## Exercise objective
Copy every line of the records below that holds the word "structured".

## Data supplied
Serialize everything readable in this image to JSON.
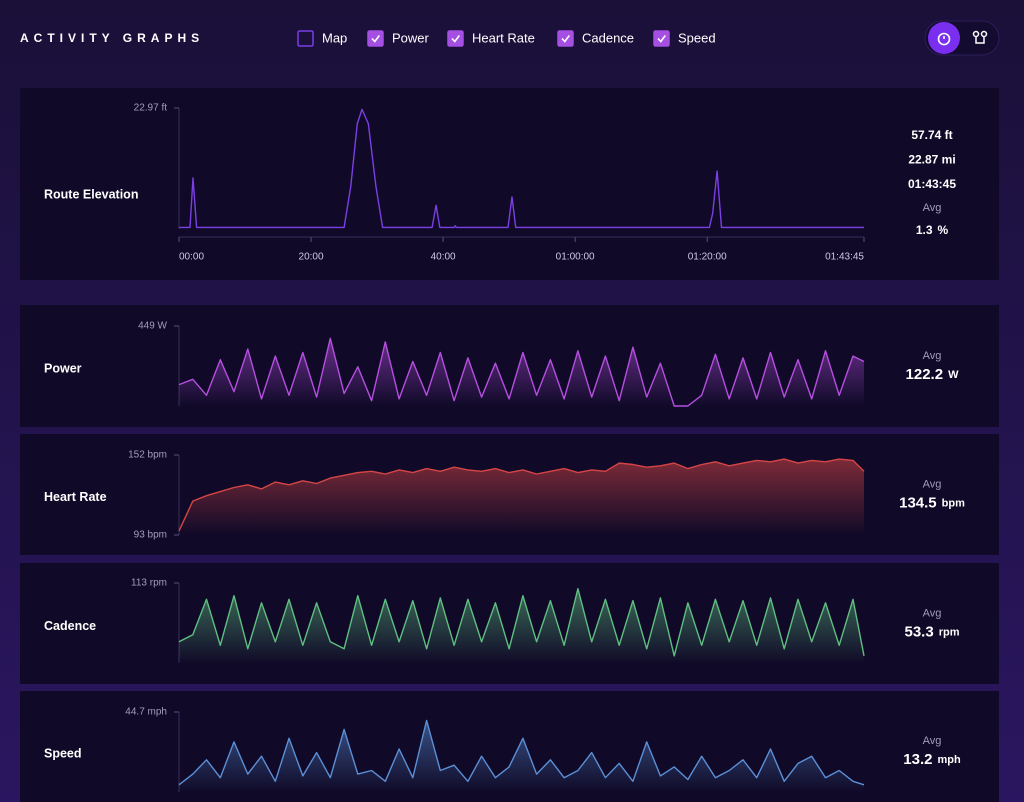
{
  "header": {
    "title": "ACTIVITY GRAPHS"
  },
  "filters": [
    {
      "label": "Map",
      "checked": false
    },
    {
      "label": "Power",
      "checked": true
    },
    {
      "label": "Heart Rate",
      "checked": true
    },
    {
      "label": "Cadence",
      "checked": true
    },
    {
      "label": "Speed",
      "checked": true
    }
  ],
  "chart_data": [
    {
      "type": "line",
      "label": "Route Elevation",
      "color": "#7b3fe4",
      "x": [
        0,
        100,
        127,
        160,
        250,
        1500,
        1560,
        1620,
        1663,
        1720,
        1790,
        1850,
        2300,
        2336,
        2370,
        2500,
        2510,
        2520,
        2990,
        3026,
        3060,
        4820,
        4850,
        4890,
        4930,
        6225
      ],
      "values": [
        0.3,
        0.3,
        9.7,
        0.3,
        0.3,
        0.3,
        8,
        20,
        22.7,
        20,
        8,
        0.3,
        0.3,
        4.5,
        0.3,
        0.3,
        0.6,
        0.3,
        0.3,
        6.1,
        0.3,
        0.3,
        3,
        11,
        0.3,
        0.3
      ],
      "xlim": [
        0,
        6225
      ],
      "xticks": [
        {
          "value": 0,
          "label": "00:00"
        },
        {
          "value": 1200,
          "label": "20:00"
        },
        {
          "value": 2400,
          "label": "40:00"
        },
        {
          "value": 3600,
          "label": "01:00:00"
        },
        {
          "value": 4800,
          "label": "01:20:00"
        },
        {
          "value": 6225,
          "label": "01:43:45"
        }
      ],
      "ylim": [
        0,
        22.97
      ],
      "yticks": [
        {
          "value": 22.97,
          "label": "22.97 ft"
        }
      ],
      "stats": [
        "57.74 ft",
        "22.87 mi",
        "01:43:45"
      ],
      "avg_label": "Avg",
      "avg": {
        "value": 1.3,
        "unit": "%"
      }
    },
    {
      "type": "line",
      "label": "Power",
      "color": "#b64ee0",
      "x": [
        0,
        125,
        250,
        375,
        500,
        625,
        750,
        875,
        1000,
        1125,
        1250,
        1375,
        1500,
        1625,
        1750,
        1875,
        2000,
        2125,
        2250,
        2375,
        2500,
        2625,
        2750,
        2875,
        3000,
        3125,
        3250,
        3375,
        3500,
        3625,
        3750,
        3875,
        4000,
        4125,
        4250,
        4375,
        4500,
        4625,
        4750,
        4875,
        5000,
        5125,
        5250,
        5375,
        5500,
        5625,
        5750,
        5875,
        6000,
        6125,
        6225
      ],
      "values": [
        120,
        150,
        60,
        260,
        80,
        320,
        40,
        280,
        60,
        300,
        50,
        380,
        70,
        220,
        30,
        360,
        40,
        250,
        60,
        300,
        30,
        270,
        50,
        240,
        40,
        300,
        60,
        260,
        40,
        310,
        50,
        280,
        30,
        330,
        50,
        240,
        0,
        0,
        60,
        290,
        40,
        270,
        40,
        300,
        50,
        260,
        40,
        310,
        60,
        280,
        250
      ],
      "xlim": [
        0,
        6225
      ],
      "ylim": [
        0,
        449
      ],
      "yticks": [
        {
          "value": 449,
          "label": "449 W"
        }
      ],
      "avg_label": "Avg",
      "avg": {
        "value": 122.2,
        "unit": "W"
      }
    },
    {
      "type": "line",
      "label": "Heart Rate",
      "color": "#d64545",
      "x": [
        0,
        125,
        250,
        375,
        500,
        625,
        750,
        875,
        1000,
        1125,
        1250,
        1375,
        1500,
        1625,
        1750,
        1875,
        2000,
        2125,
        2250,
        2375,
        2500,
        2625,
        2750,
        2875,
        3000,
        3125,
        3250,
        3375,
        3500,
        3625,
        3750,
        3875,
        4000,
        4125,
        4250,
        4375,
        4500,
        4625,
        4750,
        4875,
        5000,
        5125,
        5250,
        5375,
        5500,
        5625,
        5750,
        5875,
        6000,
        6125,
        6225
      ],
      "values": [
        96,
        118,
        122,
        125,
        128,
        130,
        127,
        132,
        130,
        133,
        131,
        135,
        137,
        139,
        140,
        138,
        141,
        139,
        142,
        140,
        143,
        141,
        140,
        142,
        139,
        141,
        138,
        140,
        142,
        139,
        141,
        140,
        146,
        145,
        143,
        144,
        146,
        142,
        145,
        147,
        144,
        146,
        148,
        147,
        149,
        146,
        148,
        147,
        149,
        148,
        140
      ],
      "xlim": [
        0,
        6225
      ],
      "ylim": [
        93,
        152
      ],
      "yticks": [
        {
          "value": 152,
          "label": "152 bpm"
        },
        {
          "value": 93,
          "label": "93 bpm"
        }
      ],
      "avg_label": "Avg",
      "avg": {
        "value": 134.5,
        "unit": "bpm"
      }
    },
    {
      "type": "line",
      "label": "Cadence",
      "color": "#5fbf80",
      "x": [
        0,
        125,
        250,
        375,
        500,
        625,
        750,
        875,
        1000,
        1125,
        1250,
        1375,
        1500,
        1625,
        1750,
        1875,
        2000,
        2125,
        2250,
        2375,
        2500,
        2625,
        2750,
        2875,
        3000,
        3125,
        3250,
        3375,
        3500,
        3625,
        3750,
        3875,
        4000,
        4125,
        4250,
        4375,
        4500,
        4625,
        4750,
        4875,
        5000,
        5125,
        5250,
        5375,
        5500,
        5625,
        5750,
        5875,
        6000,
        6125,
        6225
      ],
      "values": [
        30,
        40,
        90,
        25,
        95,
        20,
        85,
        30,
        90,
        25,
        85,
        30,
        20,
        95,
        25,
        90,
        30,
        88,
        20,
        92,
        25,
        90,
        30,
        85,
        20,
        95,
        30,
        88,
        25,
        105,
        30,
        90,
        25,
        88,
        20,
        92,
        10,
        85,
        25,
        90,
        30,
        88,
        25,
        92,
        20,
        90,
        30,
        85,
        25,
        90,
        10
      ],
      "xlim": [
        0,
        6225
      ],
      "ylim": [
        0,
        113
      ],
      "yticks": [
        {
          "value": 113,
          "label": "113 rpm"
        }
      ],
      "avg_label": "Avg",
      "avg": {
        "value": 53.3,
        "unit": "rpm"
      }
    },
    {
      "type": "line",
      "label": "Speed",
      "color": "#5b8fd6",
      "x": [
        0,
        125,
        250,
        375,
        500,
        625,
        750,
        875,
        1000,
        1125,
        1250,
        1375,
        1500,
        1625,
        1750,
        1875,
        2000,
        2125,
        2250,
        2375,
        2500,
        2625,
        2750,
        2875,
        3000,
        3125,
        3250,
        3375,
        3500,
        3625,
        3750,
        3875,
        4000,
        4125,
        4250,
        4375,
        4500,
        4625,
        4750,
        4875,
        5000,
        5125,
        5250,
        5375,
        5500,
        5625,
        5750,
        5875,
        6000,
        6125,
        6225
      ],
      "values": [
        4,
        10,
        18,
        8,
        28,
        10,
        20,
        6,
        30,
        9,
        22,
        8,
        35,
        10,
        12,
        6,
        24,
        8,
        40,
        12,
        15,
        6,
        20,
        8,
        14,
        30,
        10,
        18,
        8,
        12,
        22,
        8,
        16,
        6,
        28,
        9,
        14,
        7,
        20,
        8,
        12,
        18,
        8,
        24,
        6,
        16,
        20,
        8,
        12,
        6,
        4
      ],
      "xlim": [
        0,
        6225
      ],
      "ylim": [
        0,
        44.7
      ],
      "yticks": [
        {
          "value": 44.7,
          "label": "44.7 mph"
        }
      ],
      "avg_label": "Avg",
      "avg": {
        "value": 13.2,
        "unit": "mph"
      }
    }
  ]
}
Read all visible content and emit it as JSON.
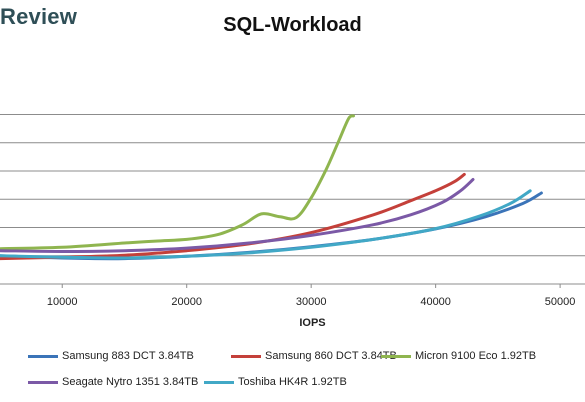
{
  "header": {
    "brand": "Review"
  },
  "chart_data": {
    "type": "line",
    "title": "SQL-Workload",
    "xlabel": "IOPS",
    "ylabel": "",
    "xlim": [
      5000,
      52000
    ],
    "ylim": [
      0,
      8
    ],
    "xticks": [
      10000,
      20000,
      30000,
      40000,
      50000
    ],
    "yticks": [
      1,
      2,
      3,
      4,
      5,
      6
    ],
    "grid": "horizontal",
    "legend_position": "bottom",
    "series": [
      {
        "name": "Samsung 883 DCT 3.84TB",
        "color": "#3b74b8",
        "x": [
          5000,
          10000,
          15000,
          20000,
          25000,
          30000,
          35000,
          40000,
          44000,
          47000,
          48500
        ],
        "y": [
          1.0,
          0.92,
          0.9,
          0.98,
          1.12,
          1.32,
          1.58,
          1.95,
          2.38,
          2.85,
          3.22
        ]
      },
      {
        "name": "Samsung 860 DCT 3.84TB",
        "color": "#c4403a",
        "x": [
          5000,
          10000,
          15000,
          20000,
          25000,
          30000,
          35000,
          38000,
          40000,
          41500,
          42300
        ],
        "y": [
          0.9,
          0.95,
          1.02,
          1.18,
          1.42,
          1.82,
          2.45,
          2.95,
          3.3,
          3.62,
          3.88
        ]
      },
      {
        "name": "Micron 9100 Eco 1.92TB",
        "color": "#8fb54f",
        "x": [
          5000,
          10000,
          15000,
          17500,
          20000,
          22500,
          24500,
          26000,
          27500,
          28800,
          30000,
          31200,
          32200,
          33000,
          33400
        ],
        "y": [
          1.25,
          1.3,
          1.45,
          1.52,
          1.58,
          1.75,
          2.1,
          2.48,
          2.38,
          2.35,
          3.05,
          4.05,
          5.05,
          5.85,
          5.95
        ]
      },
      {
        "name": "Seagate Nytro 1351 3.84TB",
        "color": "#7b59a6",
        "x": [
          5000,
          10000,
          15000,
          20000,
          25000,
          30000,
          35000,
          38000,
          40500,
          42000,
          43000
        ],
        "y": [
          1.18,
          1.15,
          1.18,
          1.27,
          1.45,
          1.72,
          2.1,
          2.45,
          2.88,
          3.3,
          3.7
        ]
      },
      {
        "name": "Toshiba HK4R 1.92TB",
        "color": "#41a8c6",
        "x": [
          5000,
          10000,
          15000,
          20000,
          25000,
          30000,
          35000,
          40000,
          43500,
          46000,
          47600
        ],
        "y": [
          1.0,
          0.95,
          0.92,
          0.98,
          1.1,
          1.3,
          1.58,
          1.96,
          2.4,
          2.85,
          3.3
        ]
      }
    ]
  }
}
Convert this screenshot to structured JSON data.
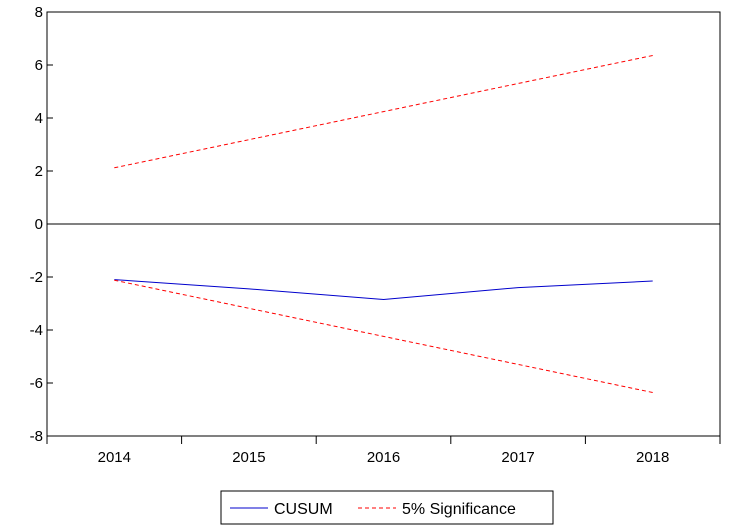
{
  "chart_data": {
    "type": "line",
    "x": [
      "2014",
      "2015",
      "2016",
      "2017",
      "2018"
    ],
    "ylim": [
      -8,
      8
    ],
    "yticks": [
      8,
      6,
      4,
      2,
      0,
      -2,
      -4,
      -6,
      -8
    ],
    "zero_line": true,
    "grid": false,
    "legend_position": "bottom-center",
    "series": [
      {
        "name": "CUSUM",
        "values": [
          -2.1,
          -2.45,
          -2.85,
          -2.4,
          -2.15
        ],
        "color": "#0000CC",
        "style": "solid"
      },
      {
        "name": "5% Significance",
        "values": [
          2.12,
          3.18,
          4.24,
          5.3,
          6.36
        ],
        "color": "#FF0000",
        "style": "dashed"
      },
      {
        "name": "5% Significance",
        "values": [
          -2.12,
          -3.18,
          -4.24,
          -5.3,
          -6.36
        ],
        "color": "#FF0000",
        "style": "dashed",
        "hide_in_legend": true
      }
    ]
  }
}
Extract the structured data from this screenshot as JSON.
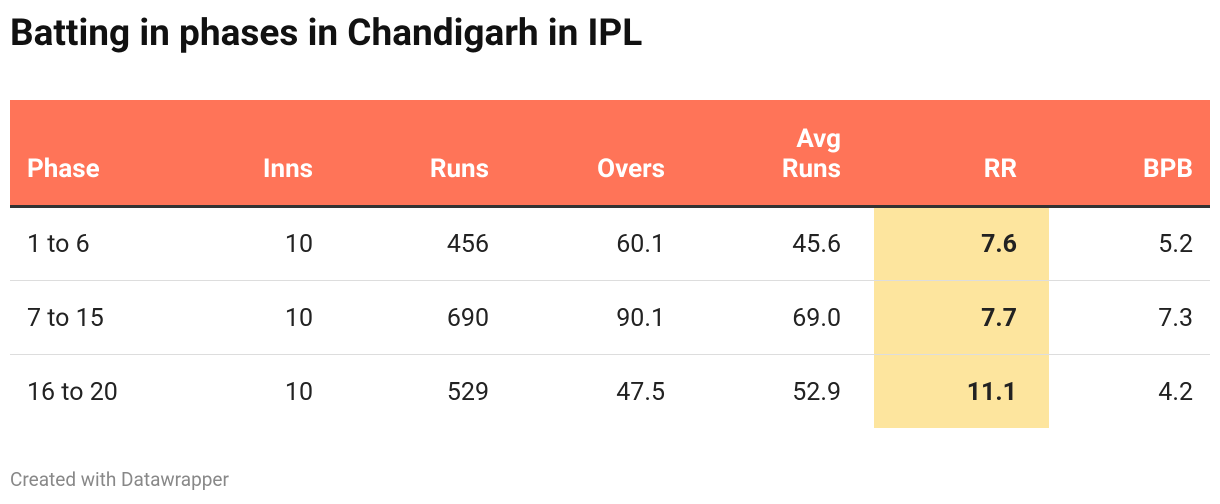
{
  "title": "Batting in phases in Chandigarh in IPL",
  "table": {
    "header": [
      "Phase",
      "Inns",
      "Runs",
      "Overs",
      "Avg Runs",
      "RR",
      "BPB"
    ],
    "rows": [
      [
        "1 to 6",
        "10",
        "456",
        "60.1",
        "45.6",
        "7.6",
        "5.2"
      ],
      [
        "7 to 15",
        "10",
        "690",
        "90.1",
        "69.0",
        "7.7",
        "7.3"
      ],
      [
        "16 to 20",
        "10",
        "529",
        "47.5",
        "52.9",
        "11.1",
        "4.2"
      ]
    ]
  },
  "footer": "Created with Datawrapper"
}
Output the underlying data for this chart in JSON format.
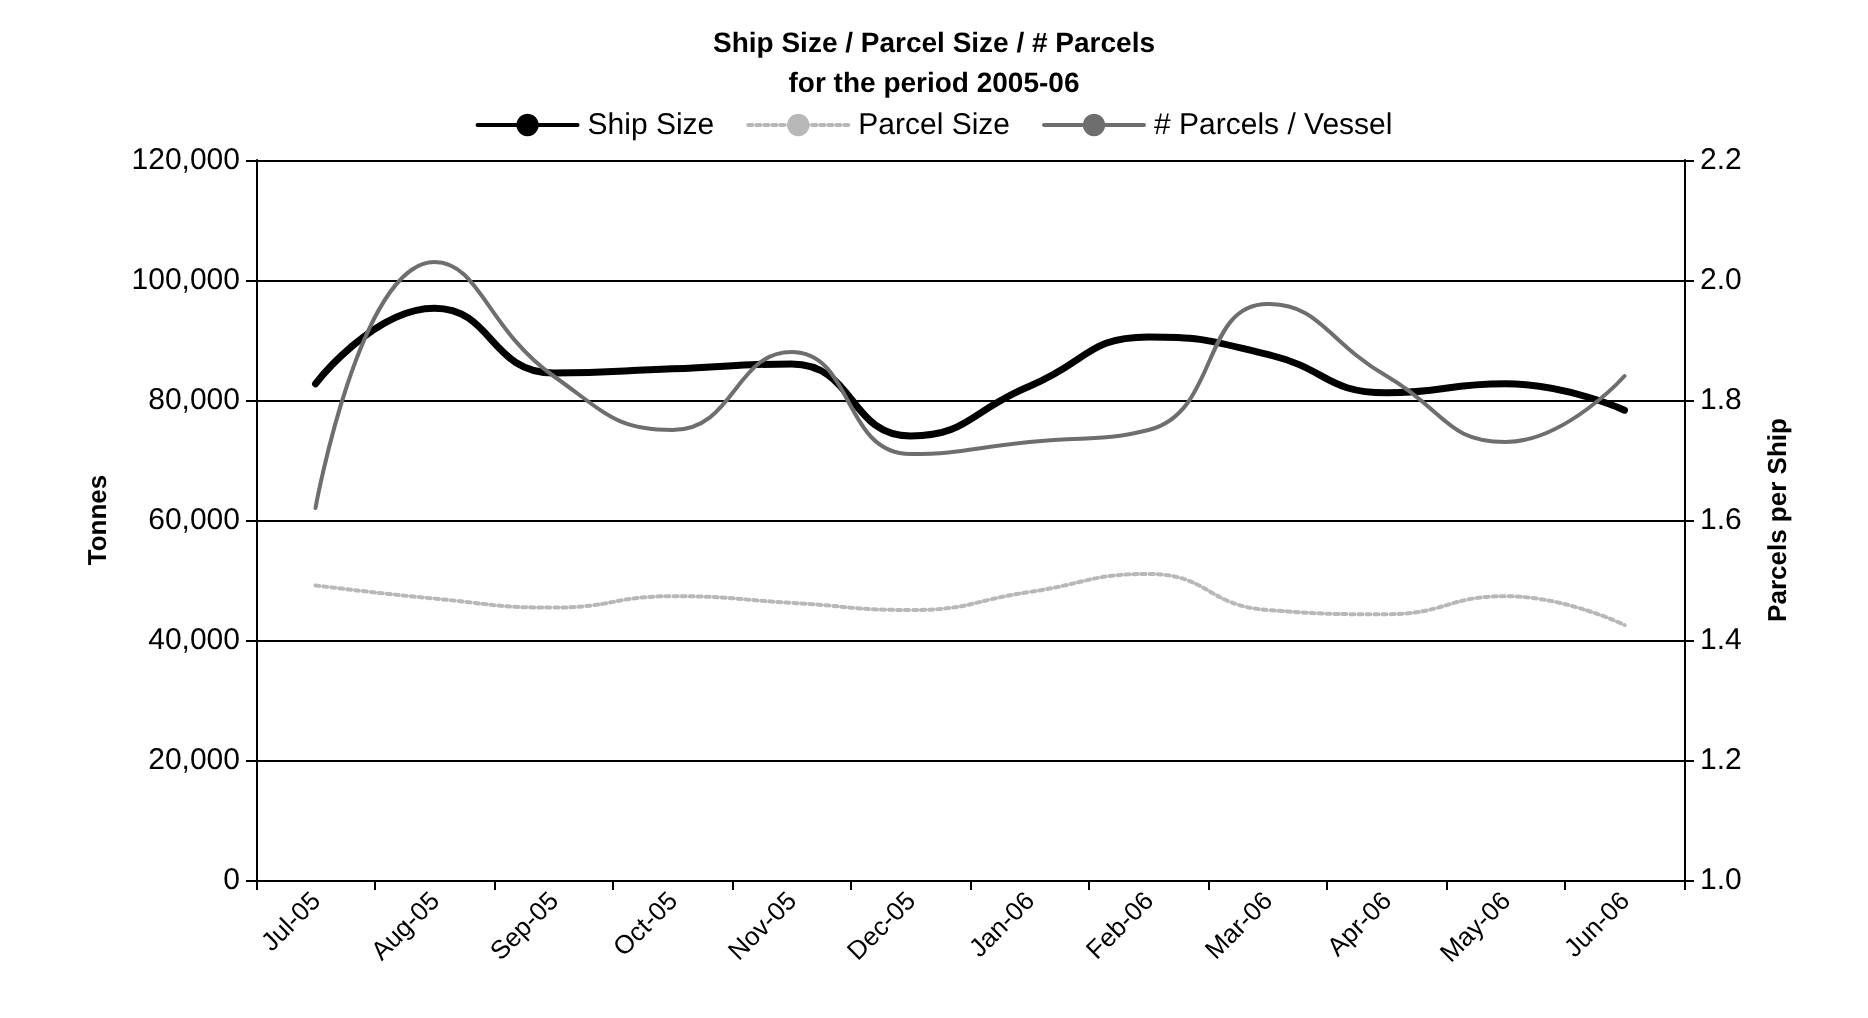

## The answer
Convert this screenshot to structured JSON data.
Extract the structured data from this screenshot as JSON.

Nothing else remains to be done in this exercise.